◆ **Stated goal**
Looking through the listing, how many of its lines hold the word "name"? Answer with only the number.

═══ Records shown ═══

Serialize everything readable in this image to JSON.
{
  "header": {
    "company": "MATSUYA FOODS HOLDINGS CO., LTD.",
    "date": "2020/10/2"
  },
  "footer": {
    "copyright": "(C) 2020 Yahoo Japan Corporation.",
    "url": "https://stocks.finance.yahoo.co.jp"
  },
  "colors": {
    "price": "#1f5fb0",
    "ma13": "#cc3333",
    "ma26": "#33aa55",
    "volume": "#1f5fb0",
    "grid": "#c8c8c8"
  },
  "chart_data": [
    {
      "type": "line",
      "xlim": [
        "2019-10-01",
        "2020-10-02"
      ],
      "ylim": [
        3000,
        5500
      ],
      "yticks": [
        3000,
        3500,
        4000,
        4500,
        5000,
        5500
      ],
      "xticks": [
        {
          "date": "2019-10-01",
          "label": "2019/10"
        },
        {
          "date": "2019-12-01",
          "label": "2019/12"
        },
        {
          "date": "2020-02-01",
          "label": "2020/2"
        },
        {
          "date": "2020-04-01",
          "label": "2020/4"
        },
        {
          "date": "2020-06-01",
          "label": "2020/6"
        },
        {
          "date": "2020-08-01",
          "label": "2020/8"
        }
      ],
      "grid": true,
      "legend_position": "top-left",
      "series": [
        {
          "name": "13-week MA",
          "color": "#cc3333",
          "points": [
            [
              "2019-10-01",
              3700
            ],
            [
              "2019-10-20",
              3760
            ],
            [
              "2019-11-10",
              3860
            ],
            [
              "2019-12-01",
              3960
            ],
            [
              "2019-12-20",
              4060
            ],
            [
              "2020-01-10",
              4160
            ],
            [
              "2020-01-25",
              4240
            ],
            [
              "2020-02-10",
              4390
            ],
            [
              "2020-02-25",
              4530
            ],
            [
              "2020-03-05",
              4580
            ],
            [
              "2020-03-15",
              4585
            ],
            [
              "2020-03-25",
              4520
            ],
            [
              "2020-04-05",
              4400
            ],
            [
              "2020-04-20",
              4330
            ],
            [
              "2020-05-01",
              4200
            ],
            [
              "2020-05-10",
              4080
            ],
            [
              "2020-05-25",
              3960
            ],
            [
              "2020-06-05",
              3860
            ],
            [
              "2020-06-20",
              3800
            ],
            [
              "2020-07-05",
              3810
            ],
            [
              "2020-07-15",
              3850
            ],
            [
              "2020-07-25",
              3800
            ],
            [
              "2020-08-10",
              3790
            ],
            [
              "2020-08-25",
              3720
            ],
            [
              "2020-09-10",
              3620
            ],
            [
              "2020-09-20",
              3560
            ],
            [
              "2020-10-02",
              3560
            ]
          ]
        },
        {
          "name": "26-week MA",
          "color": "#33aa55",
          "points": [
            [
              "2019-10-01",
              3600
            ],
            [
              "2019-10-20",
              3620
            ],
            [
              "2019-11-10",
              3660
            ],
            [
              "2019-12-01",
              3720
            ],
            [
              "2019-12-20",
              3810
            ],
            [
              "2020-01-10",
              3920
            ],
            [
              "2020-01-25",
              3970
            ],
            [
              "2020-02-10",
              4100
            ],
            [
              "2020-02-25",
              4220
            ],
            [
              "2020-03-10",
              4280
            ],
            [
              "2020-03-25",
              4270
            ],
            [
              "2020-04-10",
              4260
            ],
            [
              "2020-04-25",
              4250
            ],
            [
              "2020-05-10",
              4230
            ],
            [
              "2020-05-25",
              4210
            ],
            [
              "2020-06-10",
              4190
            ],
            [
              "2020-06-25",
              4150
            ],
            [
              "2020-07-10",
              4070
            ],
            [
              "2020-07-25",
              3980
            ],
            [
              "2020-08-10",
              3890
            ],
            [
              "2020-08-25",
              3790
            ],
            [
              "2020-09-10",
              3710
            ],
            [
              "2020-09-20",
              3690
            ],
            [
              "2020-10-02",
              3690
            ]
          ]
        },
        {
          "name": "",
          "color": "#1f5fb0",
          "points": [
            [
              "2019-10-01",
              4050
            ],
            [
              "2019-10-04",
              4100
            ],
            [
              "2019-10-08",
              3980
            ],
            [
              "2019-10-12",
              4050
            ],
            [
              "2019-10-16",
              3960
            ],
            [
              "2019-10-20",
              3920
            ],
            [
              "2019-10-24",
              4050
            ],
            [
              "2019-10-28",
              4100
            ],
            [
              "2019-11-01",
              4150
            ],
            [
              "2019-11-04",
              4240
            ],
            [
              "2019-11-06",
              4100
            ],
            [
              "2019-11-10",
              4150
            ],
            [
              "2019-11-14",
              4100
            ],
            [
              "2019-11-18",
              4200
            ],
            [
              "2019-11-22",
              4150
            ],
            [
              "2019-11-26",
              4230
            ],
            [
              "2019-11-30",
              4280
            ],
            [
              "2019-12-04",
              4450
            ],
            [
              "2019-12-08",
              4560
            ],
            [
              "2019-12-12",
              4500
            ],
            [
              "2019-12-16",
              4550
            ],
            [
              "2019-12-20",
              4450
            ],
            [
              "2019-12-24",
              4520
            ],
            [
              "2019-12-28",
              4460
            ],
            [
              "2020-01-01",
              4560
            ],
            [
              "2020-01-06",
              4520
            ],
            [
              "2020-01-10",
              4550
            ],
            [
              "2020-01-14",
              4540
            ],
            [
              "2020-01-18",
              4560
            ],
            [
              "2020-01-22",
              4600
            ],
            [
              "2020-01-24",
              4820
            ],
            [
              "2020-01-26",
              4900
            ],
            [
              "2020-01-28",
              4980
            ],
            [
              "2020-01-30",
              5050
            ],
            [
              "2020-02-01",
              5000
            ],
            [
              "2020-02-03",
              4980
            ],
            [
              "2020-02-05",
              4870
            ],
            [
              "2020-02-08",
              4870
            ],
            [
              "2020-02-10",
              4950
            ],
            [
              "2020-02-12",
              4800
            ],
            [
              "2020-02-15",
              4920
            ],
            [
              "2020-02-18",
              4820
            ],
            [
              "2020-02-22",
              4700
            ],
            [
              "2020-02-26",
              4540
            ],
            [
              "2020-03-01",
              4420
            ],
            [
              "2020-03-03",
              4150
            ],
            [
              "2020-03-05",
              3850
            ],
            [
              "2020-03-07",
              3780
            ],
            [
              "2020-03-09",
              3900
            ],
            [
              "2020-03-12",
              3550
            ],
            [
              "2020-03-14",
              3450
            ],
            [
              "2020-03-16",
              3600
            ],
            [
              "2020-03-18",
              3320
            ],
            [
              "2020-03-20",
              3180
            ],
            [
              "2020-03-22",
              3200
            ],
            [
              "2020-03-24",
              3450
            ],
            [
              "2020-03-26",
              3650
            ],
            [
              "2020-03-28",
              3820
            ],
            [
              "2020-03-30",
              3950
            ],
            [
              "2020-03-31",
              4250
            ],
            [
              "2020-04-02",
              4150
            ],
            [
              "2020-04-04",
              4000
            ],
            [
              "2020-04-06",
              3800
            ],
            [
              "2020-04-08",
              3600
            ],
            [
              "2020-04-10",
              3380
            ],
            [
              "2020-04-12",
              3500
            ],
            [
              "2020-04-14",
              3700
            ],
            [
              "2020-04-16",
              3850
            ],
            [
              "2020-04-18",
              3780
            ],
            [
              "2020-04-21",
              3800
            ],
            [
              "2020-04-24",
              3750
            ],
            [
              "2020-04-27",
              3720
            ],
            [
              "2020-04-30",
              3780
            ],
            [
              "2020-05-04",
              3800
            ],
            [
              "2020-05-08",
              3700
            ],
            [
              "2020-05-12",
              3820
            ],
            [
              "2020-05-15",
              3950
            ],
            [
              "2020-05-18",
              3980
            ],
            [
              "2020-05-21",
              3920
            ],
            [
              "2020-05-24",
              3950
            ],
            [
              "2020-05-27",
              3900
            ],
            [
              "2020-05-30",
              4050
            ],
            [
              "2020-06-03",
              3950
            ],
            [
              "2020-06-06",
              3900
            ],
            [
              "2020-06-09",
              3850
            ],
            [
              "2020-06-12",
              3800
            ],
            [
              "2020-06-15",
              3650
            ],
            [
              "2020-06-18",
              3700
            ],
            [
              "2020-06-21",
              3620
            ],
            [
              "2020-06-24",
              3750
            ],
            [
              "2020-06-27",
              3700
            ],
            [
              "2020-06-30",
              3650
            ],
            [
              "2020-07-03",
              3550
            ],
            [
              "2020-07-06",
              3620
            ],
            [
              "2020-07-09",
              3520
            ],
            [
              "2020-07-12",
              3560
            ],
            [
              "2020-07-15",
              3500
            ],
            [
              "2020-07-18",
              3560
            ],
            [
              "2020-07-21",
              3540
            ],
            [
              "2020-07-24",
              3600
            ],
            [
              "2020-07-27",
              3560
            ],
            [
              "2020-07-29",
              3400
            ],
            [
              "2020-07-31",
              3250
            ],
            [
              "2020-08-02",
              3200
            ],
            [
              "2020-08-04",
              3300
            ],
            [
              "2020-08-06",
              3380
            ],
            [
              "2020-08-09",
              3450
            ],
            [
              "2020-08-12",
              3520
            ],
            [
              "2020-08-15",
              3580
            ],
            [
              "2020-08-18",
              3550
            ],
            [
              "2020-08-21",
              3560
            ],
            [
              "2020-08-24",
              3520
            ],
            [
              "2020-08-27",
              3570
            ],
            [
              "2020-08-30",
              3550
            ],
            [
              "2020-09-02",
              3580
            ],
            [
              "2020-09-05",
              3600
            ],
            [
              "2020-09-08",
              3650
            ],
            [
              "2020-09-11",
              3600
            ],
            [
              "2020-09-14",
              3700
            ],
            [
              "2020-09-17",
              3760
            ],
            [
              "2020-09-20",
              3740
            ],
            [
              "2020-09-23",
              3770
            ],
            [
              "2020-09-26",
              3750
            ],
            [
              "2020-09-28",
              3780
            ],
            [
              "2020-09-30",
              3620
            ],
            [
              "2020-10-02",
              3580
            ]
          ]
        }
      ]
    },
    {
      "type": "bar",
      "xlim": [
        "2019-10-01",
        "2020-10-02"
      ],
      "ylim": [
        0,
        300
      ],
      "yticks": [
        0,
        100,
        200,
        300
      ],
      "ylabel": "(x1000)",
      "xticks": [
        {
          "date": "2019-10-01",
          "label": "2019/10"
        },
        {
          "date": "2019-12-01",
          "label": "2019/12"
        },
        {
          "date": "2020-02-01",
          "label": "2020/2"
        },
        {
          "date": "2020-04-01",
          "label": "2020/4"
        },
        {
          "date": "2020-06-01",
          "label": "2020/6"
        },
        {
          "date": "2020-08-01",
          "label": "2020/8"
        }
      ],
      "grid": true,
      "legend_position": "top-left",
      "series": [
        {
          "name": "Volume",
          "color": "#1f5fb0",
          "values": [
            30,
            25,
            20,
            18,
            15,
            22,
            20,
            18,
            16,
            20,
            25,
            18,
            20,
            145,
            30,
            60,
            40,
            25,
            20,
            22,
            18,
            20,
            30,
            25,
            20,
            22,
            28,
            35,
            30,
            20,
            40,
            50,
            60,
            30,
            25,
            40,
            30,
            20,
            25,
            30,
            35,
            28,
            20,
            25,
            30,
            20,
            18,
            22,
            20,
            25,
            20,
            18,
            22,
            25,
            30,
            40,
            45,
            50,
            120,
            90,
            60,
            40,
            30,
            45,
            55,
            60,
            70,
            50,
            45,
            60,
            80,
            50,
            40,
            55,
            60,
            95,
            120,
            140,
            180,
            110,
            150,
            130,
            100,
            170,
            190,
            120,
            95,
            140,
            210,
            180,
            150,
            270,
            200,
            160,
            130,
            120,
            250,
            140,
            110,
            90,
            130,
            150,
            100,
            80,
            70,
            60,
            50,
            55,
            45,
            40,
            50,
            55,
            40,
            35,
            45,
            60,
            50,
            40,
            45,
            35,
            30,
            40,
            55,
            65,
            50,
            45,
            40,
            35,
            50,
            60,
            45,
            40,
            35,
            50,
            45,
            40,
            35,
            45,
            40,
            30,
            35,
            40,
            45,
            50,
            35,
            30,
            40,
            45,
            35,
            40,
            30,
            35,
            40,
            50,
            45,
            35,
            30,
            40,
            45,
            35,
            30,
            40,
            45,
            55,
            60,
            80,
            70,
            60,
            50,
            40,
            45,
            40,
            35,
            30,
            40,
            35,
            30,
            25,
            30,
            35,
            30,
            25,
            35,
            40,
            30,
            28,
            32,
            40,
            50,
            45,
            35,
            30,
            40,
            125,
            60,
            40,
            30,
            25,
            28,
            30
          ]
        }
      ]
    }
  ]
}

═══

◆ **The solution**
4